From micro- to macro- : what are we ignoring in agriculture?

Every now and then a news story or article really makes me stop and think.  I just listened to an interview on NPR on Monday, April 14, with Dr. Martin Blaser, infectious disease specialist and author of the new book “Missing Microbes.” He is the Director of the NYU Human Microbiome Program.  The microbiome refers to the diverse array of micro-organisms that live in or on our bodies. It turns out that some 70-90% of the cells in and on our body are not our own human cells – they are cells of various bacteria, fungi, viruses, and other critters we cannot see with our eyes or normally detect with any of our senses.

Staphylococcus epidermidis is a well-known part of the normal human skin flora (photo: NIAID)
Staphylococcus epidermidis is a well-known part of the normal human skin flora (photo: NIAID)

▸ Exercise 1
Answer from the microbiome post:
(a) On what date did the NPR interview with Dr. Martin Blaser air?
(b) What program does Dr. Blaser direct?
(c) Which organism is identified as a well-known part of the normal human skin flora?
▸ Exercise 2
Quote the microbiome post starting at "From micro- to" and ending at "of our senses.".
▸ Exercise 3
Extend the post on microbes and agriculture from the point where it stops.
The data have no connection to the microbiome post.

▸ Dataset entries
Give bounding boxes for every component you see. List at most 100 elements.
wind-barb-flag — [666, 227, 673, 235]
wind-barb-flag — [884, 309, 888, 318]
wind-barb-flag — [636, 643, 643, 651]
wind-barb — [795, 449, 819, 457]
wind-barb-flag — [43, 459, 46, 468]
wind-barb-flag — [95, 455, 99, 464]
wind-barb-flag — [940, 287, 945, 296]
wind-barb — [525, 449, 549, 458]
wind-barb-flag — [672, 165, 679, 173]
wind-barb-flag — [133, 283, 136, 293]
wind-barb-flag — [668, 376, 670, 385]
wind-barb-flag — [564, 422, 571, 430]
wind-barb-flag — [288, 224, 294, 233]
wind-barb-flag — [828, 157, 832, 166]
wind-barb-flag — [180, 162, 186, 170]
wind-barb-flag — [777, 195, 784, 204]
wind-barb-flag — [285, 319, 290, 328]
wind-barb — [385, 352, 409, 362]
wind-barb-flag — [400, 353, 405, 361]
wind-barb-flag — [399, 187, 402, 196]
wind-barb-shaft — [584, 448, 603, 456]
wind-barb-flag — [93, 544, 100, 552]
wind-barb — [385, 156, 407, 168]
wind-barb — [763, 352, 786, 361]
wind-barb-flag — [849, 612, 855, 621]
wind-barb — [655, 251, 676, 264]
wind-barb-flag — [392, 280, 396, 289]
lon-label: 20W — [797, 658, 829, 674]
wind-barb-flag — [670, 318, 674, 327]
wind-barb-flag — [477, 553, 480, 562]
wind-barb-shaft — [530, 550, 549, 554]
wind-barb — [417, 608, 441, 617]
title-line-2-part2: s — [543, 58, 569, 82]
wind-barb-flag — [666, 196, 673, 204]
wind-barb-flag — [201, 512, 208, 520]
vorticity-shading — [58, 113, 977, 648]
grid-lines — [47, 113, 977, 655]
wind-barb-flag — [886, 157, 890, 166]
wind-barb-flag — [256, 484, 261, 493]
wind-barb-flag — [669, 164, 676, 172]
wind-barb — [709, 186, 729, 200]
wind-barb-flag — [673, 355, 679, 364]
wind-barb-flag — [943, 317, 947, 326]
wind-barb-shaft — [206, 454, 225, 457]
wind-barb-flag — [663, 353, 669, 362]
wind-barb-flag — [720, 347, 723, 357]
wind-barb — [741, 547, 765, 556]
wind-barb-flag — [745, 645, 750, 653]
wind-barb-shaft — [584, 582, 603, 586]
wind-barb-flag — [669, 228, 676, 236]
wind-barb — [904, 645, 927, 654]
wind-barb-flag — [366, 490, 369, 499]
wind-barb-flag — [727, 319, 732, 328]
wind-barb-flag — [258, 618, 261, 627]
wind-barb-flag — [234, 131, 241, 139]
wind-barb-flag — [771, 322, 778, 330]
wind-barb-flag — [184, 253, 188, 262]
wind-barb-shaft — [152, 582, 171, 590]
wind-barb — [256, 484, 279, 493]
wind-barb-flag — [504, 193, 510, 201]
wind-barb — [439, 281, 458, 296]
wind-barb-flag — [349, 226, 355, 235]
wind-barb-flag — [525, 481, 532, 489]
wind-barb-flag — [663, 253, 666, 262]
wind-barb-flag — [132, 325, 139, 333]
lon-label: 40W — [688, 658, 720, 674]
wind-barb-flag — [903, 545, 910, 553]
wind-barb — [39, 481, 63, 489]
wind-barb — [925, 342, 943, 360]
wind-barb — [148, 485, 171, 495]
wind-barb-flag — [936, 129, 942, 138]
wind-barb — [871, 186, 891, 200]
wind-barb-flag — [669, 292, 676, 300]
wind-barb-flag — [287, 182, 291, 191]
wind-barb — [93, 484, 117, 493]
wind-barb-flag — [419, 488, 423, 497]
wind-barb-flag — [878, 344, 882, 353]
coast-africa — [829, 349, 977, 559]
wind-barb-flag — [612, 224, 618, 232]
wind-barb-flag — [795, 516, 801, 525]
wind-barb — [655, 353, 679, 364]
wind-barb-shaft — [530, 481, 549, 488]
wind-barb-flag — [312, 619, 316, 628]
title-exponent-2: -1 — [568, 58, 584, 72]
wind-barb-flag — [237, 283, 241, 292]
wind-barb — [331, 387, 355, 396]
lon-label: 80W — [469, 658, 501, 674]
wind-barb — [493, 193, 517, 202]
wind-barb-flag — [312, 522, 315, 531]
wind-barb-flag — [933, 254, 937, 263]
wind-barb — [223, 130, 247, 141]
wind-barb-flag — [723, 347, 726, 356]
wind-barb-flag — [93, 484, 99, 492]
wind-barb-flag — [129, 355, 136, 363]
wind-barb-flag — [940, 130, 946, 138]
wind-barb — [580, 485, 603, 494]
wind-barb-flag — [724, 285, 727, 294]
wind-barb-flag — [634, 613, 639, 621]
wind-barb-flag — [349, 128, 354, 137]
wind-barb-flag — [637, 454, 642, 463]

▸ Answer 1
(a) Monday, April 14
(b) The NYU Human Microbiome Program
(c) Staphylococcus epidermidis

▸ Answer 2
From micro- to macro- : what are we ignoring in agriculture?

Every now and then a news story or article really makes me stop and think.  I just listened to an interview on NPR on Monday, April 14, with Dr. Martin Blaser, infectious disease specialist and author of the new book “Missing Microbes.” He is the Director of the NYU Human Microbiome Program.  The microbiome refers to the diverse array of micro-organisms that live in or on our bodies. It turns out that some 70-90% of the cells in and on our body are not our own human cells – they are cells of various bacteria, fungi, viruses, and other critters we cannot see with our eyes or normally detect with any of our senses.

▸ Answer 3
These organisms apparently co-evolved with humans over the millennia and many of them perform important functions for maintaining our health.  Yet until quite recently, virtually all of our theory and thought and research and health-care practices have proceeded without any consideration for this major part of our physical body.  Much of our medical practice may help the obvious problem being addressed (e.g. an ear infection) but unintentionally impact the invisible part of us we have not recognized.  One example is the fact that antibiotics can exacerbate the effect of a high-fat diet.  Antibiotics have been used for years at sub-therapeutic rates in livestock to promote growth, to increase efficiency of feed conversion.  Dr. Blaser wondered whether the same thing might happen in people as an unintended consequence of antibiotic use for disease control.  He and colleagues conducted a number of studies on mice and found that “…if we put mice on a high-fat diet, they gain weight, they get fat. If we put them on antibiotics early in life, they also get fat. And if we put them on both together, they get very fat. And we’ve done this in male mice. We’ve done this in female mice. It’s clear that the effects of the antibiotics potentiate the effects of the high-fat diet.”  He attributes this to a change in the microbiome in the gut.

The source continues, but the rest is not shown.